=== The data ===
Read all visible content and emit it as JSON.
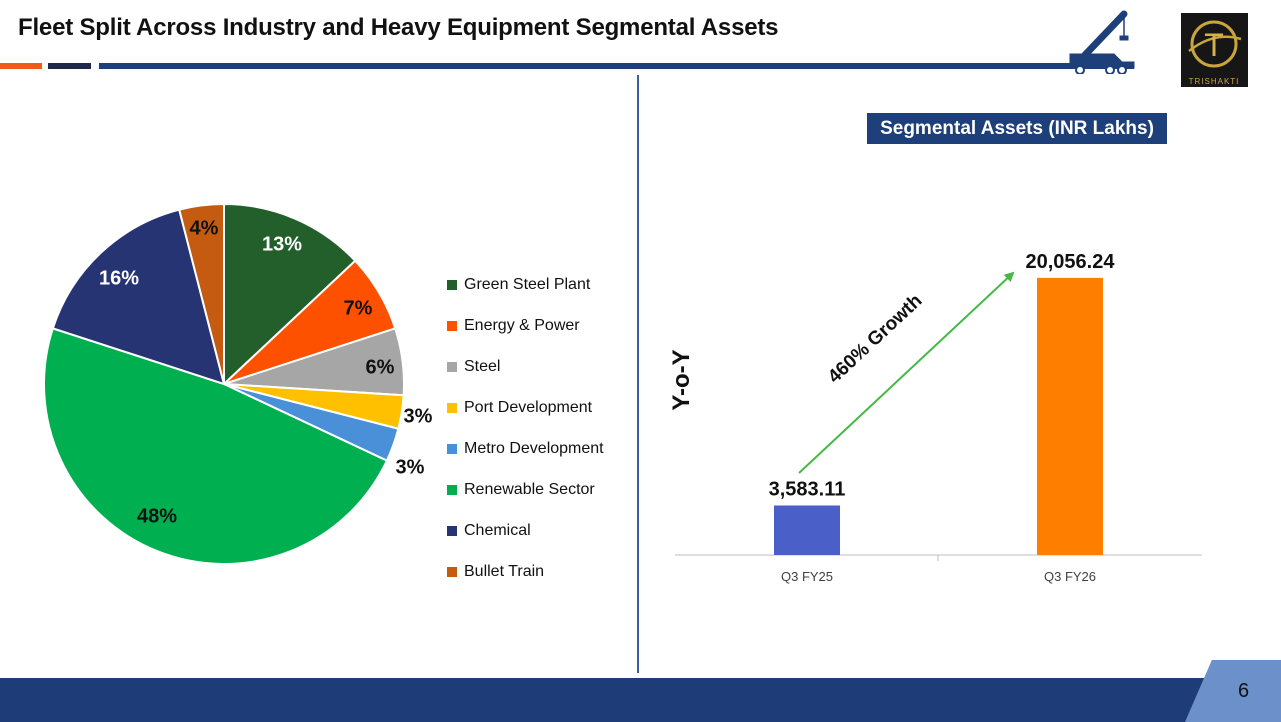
{
  "page": {
    "title": "Fleet Split Across Industry and Heavy Equipment Segmental Assets",
    "page_number": "6"
  },
  "logo": {
    "letter": "T",
    "text": "TRISHAKTI"
  },
  "colors": {
    "navy": "#1d3f7a",
    "orange": "#f05a1a",
    "dark": "#1f2a4a",
    "divider": "#3b5ea8",
    "footer": "#1e3d78"
  },
  "chart_data": [
    {
      "type": "pie",
      "title": "",
      "categories": [
        "Green Steel Plant",
        "Energy & Power",
        "Steel",
        "Port Development",
        "Metro Development",
        "Renewable Sector",
        "Chemical",
        "Bullet Train"
      ],
      "values": [
        13,
        7,
        6,
        3,
        3,
        48,
        16,
        4
      ],
      "labels": [
        "13%",
        "7%",
        "6%",
        "3%",
        "3%",
        "48%",
        "16%",
        "4%"
      ],
      "colors": [
        "#235f2a",
        "#fe5100",
        "#a6a6a6",
        "#ffc000",
        "#4a90d9",
        "#00b050",
        "#273474",
        "#c55a11"
      ],
      "legend": "right"
    },
    {
      "type": "bar",
      "title": "Segmental Assets (INR Lakhs)",
      "side_label": "Y-o-Y",
      "categories": [
        "Q3 FY25",
        "Q3 FY26"
      ],
      "values": [
        3583.11,
        20056.24
      ],
      "value_labels": [
        "3,583.11",
        "20,056.24"
      ],
      "colors": [
        "#4b5fc8",
        "#fe7f00"
      ],
      "growth_label": "460% Growth",
      "growth_color": "#44b944",
      "ylim": [
        0,
        22000
      ]
    }
  ]
}
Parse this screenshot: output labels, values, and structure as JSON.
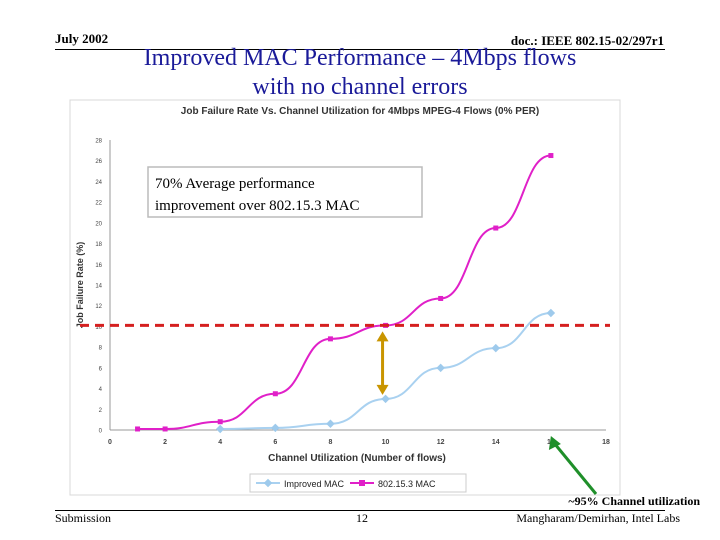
{
  "header": {
    "date": "July 2002",
    "doc_id": "doc.: IEEE 802.15-02/297r1"
  },
  "slide": {
    "title_line1": "Improved MAC Performance – 4Mbps flows",
    "title_line2": "with no channel errors"
  },
  "footer": {
    "submission": "Submission",
    "page_number": "12",
    "authors": "Mangharam/Demirhan, Intel Labs"
  },
  "annotations": {
    "callout_line1": "70% Average performance",
    "callout_line2": "improvement over 802.15.3 MAC",
    "utilization_note": "~95% Channel utilization"
  },
  "colors": {
    "improved": "#a9d1f0",
    "improved_marker": "#9ecaec",
    "baseline": "#e020c8",
    "threshold": "#d52020",
    "arrow": "#c99500",
    "green_arrow": "#1f8f2a",
    "title": "#1a1a99"
  },
  "chart_data": {
    "type": "line",
    "title": "Job Failure Rate Vs. Channel Utilization for 4Mbps MPEG-4 Flows (0% PER)",
    "xlabel": "Channel Utilization (Number of flows)",
    "ylabel": "Job Failure Rate (%)",
    "xlim": [
      0,
      18
    ],
    "ylim": [
      0,
      28
    ],
    "xticks": [
      0,
      2,
      4,
      6,
      8,
      10,
      12,
      14,
      16,
      18
    ],
    "yticks": [
      0,
      2,
      4,
      6,
      8,
      10,
      12,
      14,
      16,
      18,
      20,
      22,
      24,
      26,
      28
    ],
    "grid": false,
    "legend_position": "bottom-center",
    "series": [
      {
        "name": "Improved MAC",
        "x": [
          4,
          6,
          8,
          10,
          12,
          14,
          16
        ],
        "y": [
          0.1,
          0.2,
          0.6,
          3.0,
          6.0,
          7.9,
          11.3
        ]
      },
      {
        "name": "802.15.3 MAC",
        "x": [
          1,
          2,
          4,
          6,
          8,
          10,
          12,
          14,
          16
        ],
        "y": [
          0.1,
          0.1,
          0.8,
          3.5,
          8.8,
          10.1,
          12.7,
          19.5,
          26.5
        ]
      }
    ],
    "reference_line_y": 10.1
  }
}
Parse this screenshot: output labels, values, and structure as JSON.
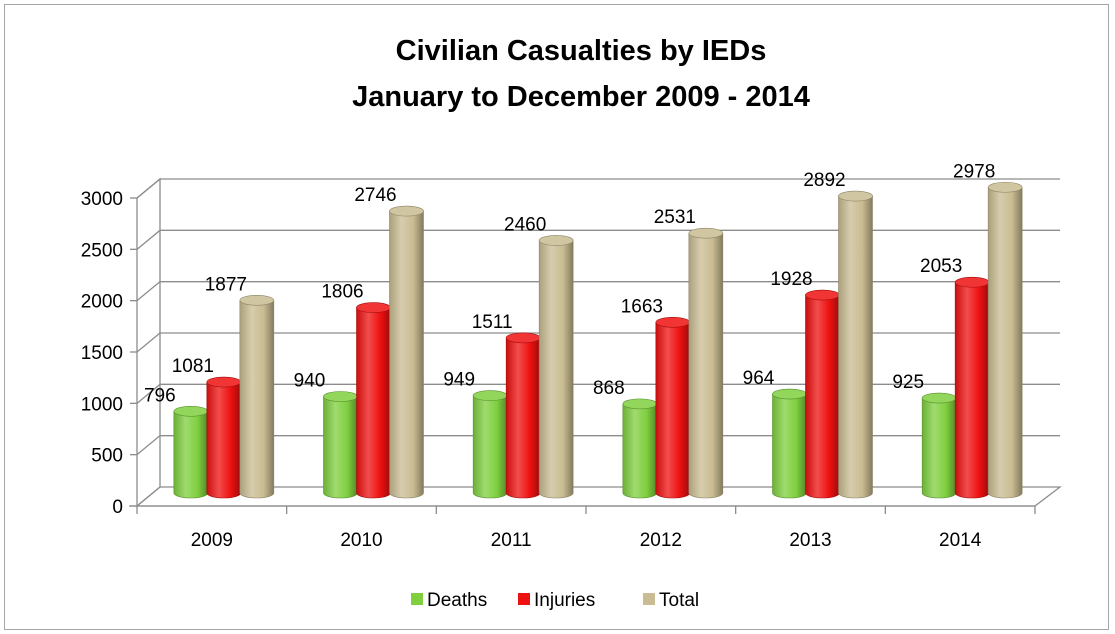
{
  "chart_data": {
    "type": "bar",
    "title_lines": [
      "Civilian Casualties by IEDs",
      "January to December 2009 - 2014"
    ],
    "categories": [
      "2009",
      "2010",
      "2011",
      "2012",
      "2013",
      "2014"
    ],
    "series": [
      {
        "name": "Deaths",
        "values": [
          796,
          940,
          949,
          868,
          964,
          925
        ],
        "color": "#7fcf3f"
      },
      {
        "name": "Injuries",
        "values": [
          1081,
          1806,
          1511,
          1663,
          1928,
          2053
        ],
        "color": "#ee1111"
      },
      {
        "name": "Total",
        "values": [
          1877,
          2746,
          2460,
          2531,
          2892,
          2978
        ],
        "color": "#c9bc92"
      }
    ],
    "y_ticks": [
      0,
      500,
      1000,
      1500,
      2000,
      2500,
      3000
    ],
    "ylim": [
      0,
      3000
    ],
    "grid": true,
    "legend_position": "bottom",
    "style": "3d-cylinder"
  }
}
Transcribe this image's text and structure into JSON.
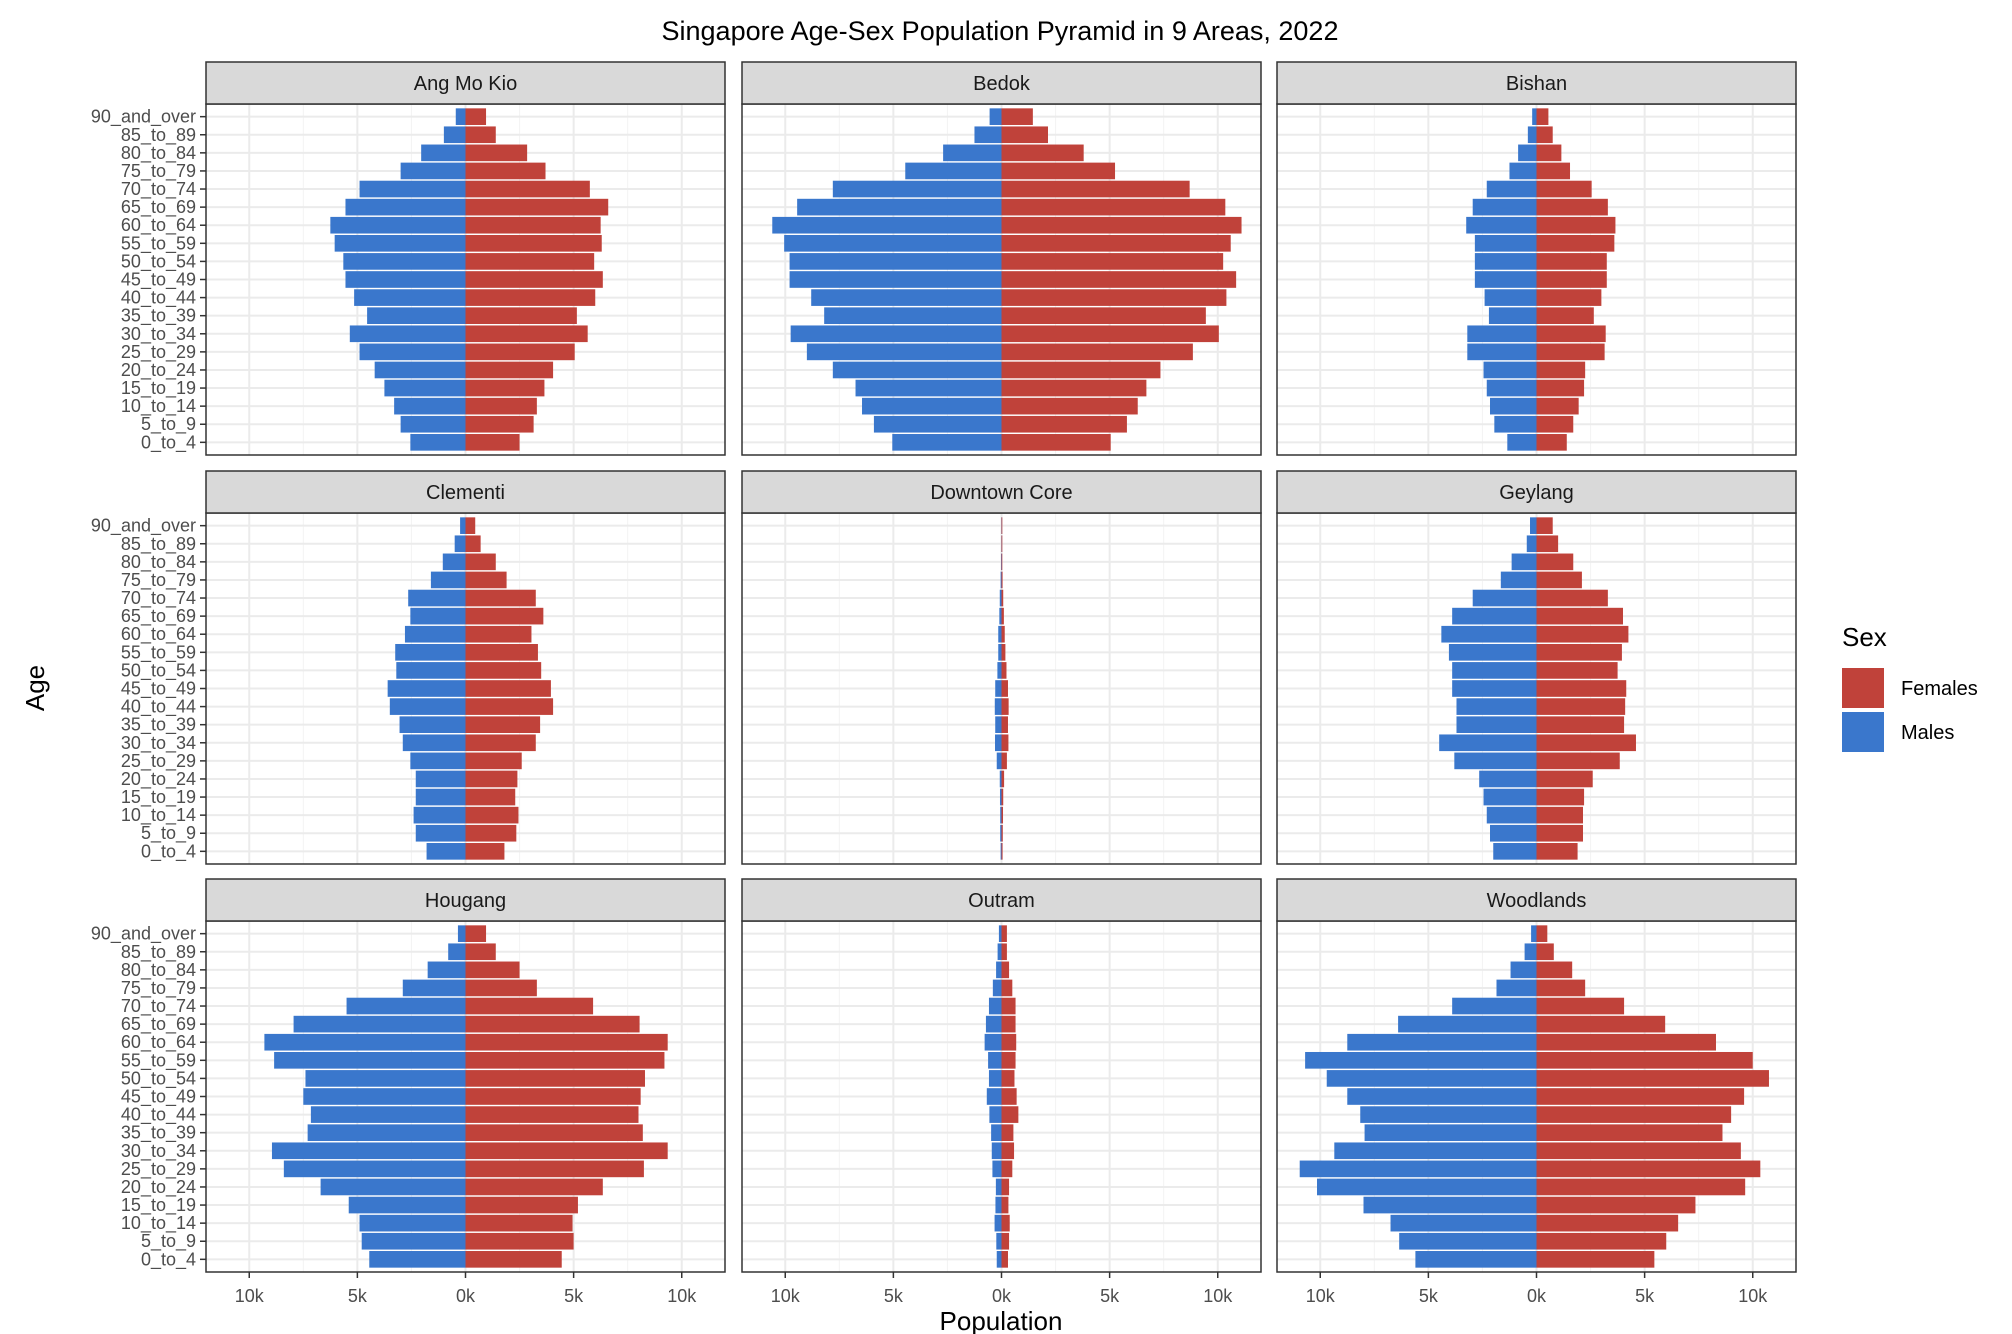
{
  "chart_data": {
    "type": "bar",
    "title": "Singapore Age-Sex Population Pyramid in 9 Areas, 2022",
    "xlabel": "Population",
    "ylabel": "Age",
    "xlim": [
      -12000,
      12000
    ],
    "x_ticks": [
      -10000,
      -5000,
      0,
      5000,
      10000
    ],
    "x_tick_labels": [
      "10k",
      "5k",
      "0k",
      "5k",
      "10k"
    ],
    "grid": true,
    "legend": {
      "title": "Sex",
      "placement": "right",
      "entries": [
        {
          "name": "Females",
          "color": "#c0423a"
        },
        {
          "name": "Males",
          "color": "#3a77cc"
        }
      ]
    },
    "age_groups": [
      "0_to_4",
      "5_to_9",
      "10_to_14",
      "15_to_19",
      "20_to_24",
      "25_to_29",
      "30_to_34",
      "35_to_39",
      "40_to_44",
      "45_to_49",
      "50_to_54",
      "55_to_59",
      "60_to_64",
      "65_to_69",
      "70_to_74",
      "75_to_79",
      "80_to_84",
      "85_to_89",
      "90_and_over"
    ],
    "panels": [
      {
        "name": "Ang Mo Kio",
        "males": [
          2550,
          3000,
          3300,
          3750,
          4200,
          4900,
          5350,
          4550,
          5150,
          5550,
          5650,
          6050,
          6250,
          5550,
          4900,
          3000,
          2050,
          1000,
          450
        ],
        "females": [
          2500,
          3150,
          3300,
          3650,
          4050,
          5050,
          5650,
          5150,
          6000,
          6350,
          5950,
          6300,
          6250,
          6600,
          5750,
          3700,
          2850,
          1400,
          950
        ]
      },
      {
        "name": "Bedok",
        "males": [
          5050,
          5900,
          6450,
          6750,
          7800,
          9000,
          9750,
          8200,
          8800,
          9800,
          9800,
          10050,
          10600,
          9450,
          7800,
          4450,
          2700,
          1250,
          550
        ],
        "females": [
          5050,
          5800,
          6300,
          6700,
          7350,
          8850,
          10050,
          9450,
          10400,
          10850,
          10250,
          10600,
          11100,
          10350,
          8700,
          5250,
          3800,
          2150,
          1450
        ]
      },
      {
        "name": "Bishan",
        "males": [
          1350,
          1950,
          2150,
          2300,
          2450,
          3200,
          3200,
          2200,
          2400,
          2850,
          2850,
          2850,
          3250,
          2950,
          2300,
          1250,
          850,
          400,
          200
        ],
        "females": [
          1400,
          1700,
          1950,
          2200,
          2250,
          3150,
          3200,
          2650,
          3000,
          3250,
          3250,
          3600,
          3650,
          3300,
          2550,
          1550,
          1150,
          750,
          550
        ]
      },
      {
        "name": "Clementi",
        "males": [
          1800,
          2300,
          2400,
          2300,
          2300,
          2550,
          2900,
          3050,
          3500,
          3600,
          3200,
          3250,
          2800,
          2550,
          2650,
          1600,
          1050,
          500,
          250
        ],
        "females": [
          1800,
          2350,
          2450,
          2300,
          2400,
          2600,
          3250,
          3450,
          4050,
          3950,
          3500,
          3350,
          3050,
          3600,
          3250,
          1900,
          1400,
          700,
          450
        ]
      },
      {
        "name": "Downtown Core",
        "males": [
          40,
          60,
          60,
          70,
          80,
          220,
          300,
          290,
          310,
          290,
          190,
          150,
          150,
          100,
          80,
          40,
          20,
          10,
          10
        ],
        "females": [
          50,
          60,
          70,
          80,
          120,
          250,
          320,
          300,
          330,
          300,
          230,
          180,
          150,
          110,
          80,
          50,
          30,
          15,
          10
        ]
      },
      {
        "name": "Geylang",
        "males": [
          2000,
          2150,
          2300,
          2450,
          2650,
          3800,
          4500,
          3700,
          3700,
          3900,
          3900,
          4050,
          4400,
          3900,
          2950,
          1650,
          1150,
          450,
          300
        ],
        "females": [
          1900,
          2150,
          2150,
          2200,
          2600,
          3850,
          4600,
          4050,
          4100,
          4150,
          3750,
          3950,
          4250,
          4000,
          3300,
          2100,
          1700,
          1000,
          750
        ]
      },
      {
        "name": "Hougang",
        "males": [
          4450,
          4800,
          4900,
          5400,
          6700,
          8400,
          8950,
          7300,
          7150,
          7500,
          7400,
          8850,
          9300,
          7950,
          5500,
          2900,
          1750,
          800,
          350
        ],
        "females": [
          4450,
          5000,
          4950,
          5200,
          6350,
          8250,
          9350,
          8200,
          8000,
          8100,
          8300,
          9200,
          9350,
          8050,
          5900,
          3300,
          2500,
          1400,
          950
        ]
      },
      {
        "name": "Outram",
        "males": [
          220,
          240,
          320,
          280,
          260,
          420,
          450,
          480,
          560,
          680,
          580,
          620,
          780,
          720,
          580,
          400,
          250,
          180,
          120
        ],
        "females": [
          300,
          350,
          380,
          320,
          350,
          500,
          580,
          550,
          780,
          700,
          600,
          650,
          680,
          650,
          650,
          500,
          350,
          250,
          250
        ]
      },
      {
        "name": "Woodlands",
        "males": [
          5600,
          6350,
          6750,
          8000,
          10150,
          10950,
          9350,
          7950,
          8150,
          8750,
          9700,
          10700,
          8750,
          6400,
          3900,
          1850,
          1200,
          550,
          250
        ],
        "females": [
          5450,
          6000,
          6550,
          7350,
          9650,
          10350,
          9450,
          8600,
          9000,
          9600,
          10750,
          10000,
          8300,
          5950,
          4050,
          2250,
          1650,
          800,
          500
        ]
      }
    ]
  }
}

=== Your instructions ===
Which lines hold the word "xlabel"? Copy each of them from the records.

=== Complete output ===
    "xlabel": "Channel Utilization (Number of flows)",
    "xlabel": "Population",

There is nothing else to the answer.